((
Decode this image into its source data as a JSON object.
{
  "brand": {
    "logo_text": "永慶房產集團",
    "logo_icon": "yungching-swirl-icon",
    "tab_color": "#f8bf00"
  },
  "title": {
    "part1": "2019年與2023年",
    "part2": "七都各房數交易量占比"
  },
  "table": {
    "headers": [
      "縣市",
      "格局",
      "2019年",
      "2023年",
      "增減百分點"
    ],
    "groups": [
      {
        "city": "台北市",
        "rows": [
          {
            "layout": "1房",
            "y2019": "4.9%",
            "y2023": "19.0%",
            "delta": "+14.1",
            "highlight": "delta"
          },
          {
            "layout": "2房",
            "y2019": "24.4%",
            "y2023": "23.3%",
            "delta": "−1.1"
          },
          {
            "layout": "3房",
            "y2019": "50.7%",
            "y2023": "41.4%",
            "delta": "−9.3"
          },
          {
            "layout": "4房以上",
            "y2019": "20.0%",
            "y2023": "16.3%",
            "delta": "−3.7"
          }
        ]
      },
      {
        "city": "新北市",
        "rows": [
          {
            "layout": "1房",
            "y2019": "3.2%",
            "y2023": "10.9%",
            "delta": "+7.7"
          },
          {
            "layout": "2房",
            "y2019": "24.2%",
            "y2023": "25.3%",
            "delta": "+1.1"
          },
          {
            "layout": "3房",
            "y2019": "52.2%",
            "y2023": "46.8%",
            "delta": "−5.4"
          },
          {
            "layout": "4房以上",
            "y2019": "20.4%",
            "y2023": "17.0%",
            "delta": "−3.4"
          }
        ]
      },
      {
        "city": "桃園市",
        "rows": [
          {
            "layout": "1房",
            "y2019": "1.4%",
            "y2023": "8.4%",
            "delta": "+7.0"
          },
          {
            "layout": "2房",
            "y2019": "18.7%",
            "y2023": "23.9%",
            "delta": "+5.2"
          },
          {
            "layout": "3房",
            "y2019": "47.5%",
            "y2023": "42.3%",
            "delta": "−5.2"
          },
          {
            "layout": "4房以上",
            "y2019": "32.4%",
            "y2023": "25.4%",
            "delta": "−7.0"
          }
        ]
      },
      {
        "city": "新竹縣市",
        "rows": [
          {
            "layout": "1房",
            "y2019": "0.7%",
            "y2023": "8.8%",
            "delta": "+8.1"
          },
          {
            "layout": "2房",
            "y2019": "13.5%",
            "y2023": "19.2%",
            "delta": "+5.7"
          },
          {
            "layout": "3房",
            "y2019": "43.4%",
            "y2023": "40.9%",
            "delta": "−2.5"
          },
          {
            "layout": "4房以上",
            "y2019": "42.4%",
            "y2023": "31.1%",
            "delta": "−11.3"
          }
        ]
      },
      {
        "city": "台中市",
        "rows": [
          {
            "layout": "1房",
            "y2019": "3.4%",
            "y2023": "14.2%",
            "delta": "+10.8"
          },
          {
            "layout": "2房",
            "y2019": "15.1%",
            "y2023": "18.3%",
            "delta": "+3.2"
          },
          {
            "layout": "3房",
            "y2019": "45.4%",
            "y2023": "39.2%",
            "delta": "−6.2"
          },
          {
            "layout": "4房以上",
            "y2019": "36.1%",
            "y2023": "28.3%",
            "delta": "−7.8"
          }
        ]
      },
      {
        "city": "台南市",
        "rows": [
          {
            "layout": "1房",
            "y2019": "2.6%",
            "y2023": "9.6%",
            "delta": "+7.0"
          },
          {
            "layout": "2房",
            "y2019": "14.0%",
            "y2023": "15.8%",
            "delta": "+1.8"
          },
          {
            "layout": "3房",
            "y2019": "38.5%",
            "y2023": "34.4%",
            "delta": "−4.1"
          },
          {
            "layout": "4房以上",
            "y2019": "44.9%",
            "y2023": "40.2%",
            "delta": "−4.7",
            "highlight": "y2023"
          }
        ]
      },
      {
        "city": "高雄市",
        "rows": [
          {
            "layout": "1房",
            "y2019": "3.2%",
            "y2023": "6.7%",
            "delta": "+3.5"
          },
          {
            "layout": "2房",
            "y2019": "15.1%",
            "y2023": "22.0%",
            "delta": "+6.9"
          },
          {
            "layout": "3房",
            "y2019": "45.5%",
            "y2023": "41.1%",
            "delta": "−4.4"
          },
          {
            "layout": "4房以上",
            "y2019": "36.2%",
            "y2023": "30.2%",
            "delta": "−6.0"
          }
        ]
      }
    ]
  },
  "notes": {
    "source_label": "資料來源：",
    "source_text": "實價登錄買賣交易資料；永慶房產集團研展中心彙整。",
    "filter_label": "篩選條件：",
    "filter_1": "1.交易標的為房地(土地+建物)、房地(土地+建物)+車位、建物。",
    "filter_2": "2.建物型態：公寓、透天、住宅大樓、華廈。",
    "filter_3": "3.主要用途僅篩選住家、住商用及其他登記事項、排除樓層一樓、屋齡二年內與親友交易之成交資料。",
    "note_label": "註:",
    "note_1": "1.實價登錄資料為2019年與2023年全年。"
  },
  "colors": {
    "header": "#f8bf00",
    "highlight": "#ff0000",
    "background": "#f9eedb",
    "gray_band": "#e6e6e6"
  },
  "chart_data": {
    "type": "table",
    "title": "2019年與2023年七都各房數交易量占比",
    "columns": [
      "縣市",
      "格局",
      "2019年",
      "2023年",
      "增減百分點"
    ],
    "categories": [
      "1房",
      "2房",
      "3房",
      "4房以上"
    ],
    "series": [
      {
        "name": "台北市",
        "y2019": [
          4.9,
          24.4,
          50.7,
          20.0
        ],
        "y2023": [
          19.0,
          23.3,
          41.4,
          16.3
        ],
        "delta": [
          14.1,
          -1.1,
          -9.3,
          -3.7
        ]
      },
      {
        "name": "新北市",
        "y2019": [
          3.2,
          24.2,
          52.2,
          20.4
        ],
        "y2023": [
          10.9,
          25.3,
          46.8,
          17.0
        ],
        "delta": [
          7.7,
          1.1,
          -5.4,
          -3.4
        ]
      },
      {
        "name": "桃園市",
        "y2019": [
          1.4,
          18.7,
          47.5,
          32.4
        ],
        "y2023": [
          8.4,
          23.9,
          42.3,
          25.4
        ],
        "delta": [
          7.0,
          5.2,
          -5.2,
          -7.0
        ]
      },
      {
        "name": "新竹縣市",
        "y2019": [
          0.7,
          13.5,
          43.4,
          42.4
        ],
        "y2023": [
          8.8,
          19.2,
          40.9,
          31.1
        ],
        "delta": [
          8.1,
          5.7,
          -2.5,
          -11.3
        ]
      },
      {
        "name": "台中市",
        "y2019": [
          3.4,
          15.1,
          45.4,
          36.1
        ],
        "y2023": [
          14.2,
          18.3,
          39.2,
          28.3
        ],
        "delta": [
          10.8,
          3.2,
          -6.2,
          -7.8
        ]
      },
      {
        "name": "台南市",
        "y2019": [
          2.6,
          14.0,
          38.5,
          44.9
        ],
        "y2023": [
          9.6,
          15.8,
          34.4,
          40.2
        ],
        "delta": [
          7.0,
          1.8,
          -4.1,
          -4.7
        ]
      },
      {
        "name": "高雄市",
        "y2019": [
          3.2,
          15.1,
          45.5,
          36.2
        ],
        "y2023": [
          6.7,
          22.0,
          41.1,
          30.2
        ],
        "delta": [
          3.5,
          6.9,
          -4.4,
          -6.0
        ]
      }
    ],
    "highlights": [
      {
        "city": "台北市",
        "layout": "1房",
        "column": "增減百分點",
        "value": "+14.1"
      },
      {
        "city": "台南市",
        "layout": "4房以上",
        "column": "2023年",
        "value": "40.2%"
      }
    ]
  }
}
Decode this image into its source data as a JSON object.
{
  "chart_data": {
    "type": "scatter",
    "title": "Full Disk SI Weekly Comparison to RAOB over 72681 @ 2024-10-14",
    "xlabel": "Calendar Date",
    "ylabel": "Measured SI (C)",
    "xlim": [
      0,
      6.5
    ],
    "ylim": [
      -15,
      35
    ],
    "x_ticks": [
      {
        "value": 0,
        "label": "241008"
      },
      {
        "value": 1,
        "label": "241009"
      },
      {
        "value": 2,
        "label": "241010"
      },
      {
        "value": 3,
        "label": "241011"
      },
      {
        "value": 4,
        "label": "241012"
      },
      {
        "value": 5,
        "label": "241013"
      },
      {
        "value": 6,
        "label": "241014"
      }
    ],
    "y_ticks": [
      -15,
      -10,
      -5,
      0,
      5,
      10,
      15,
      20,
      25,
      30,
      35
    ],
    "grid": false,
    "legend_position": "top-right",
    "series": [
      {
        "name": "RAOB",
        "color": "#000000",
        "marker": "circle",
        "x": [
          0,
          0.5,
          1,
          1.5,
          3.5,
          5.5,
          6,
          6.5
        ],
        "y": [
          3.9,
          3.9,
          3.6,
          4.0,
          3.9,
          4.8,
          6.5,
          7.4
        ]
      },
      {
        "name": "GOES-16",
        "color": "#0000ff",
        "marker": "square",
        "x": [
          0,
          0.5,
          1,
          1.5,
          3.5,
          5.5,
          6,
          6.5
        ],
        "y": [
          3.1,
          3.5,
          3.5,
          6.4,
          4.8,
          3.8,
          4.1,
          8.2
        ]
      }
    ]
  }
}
))
## Exercise task:
Locate the word "RAOB" in the records above, and return each line that has it.

## Solution to this task:
    "title": "Full Disk SI Weekly Comparison to RAOB over 72681 @ 2024-10-14",
        "name": "RAOB",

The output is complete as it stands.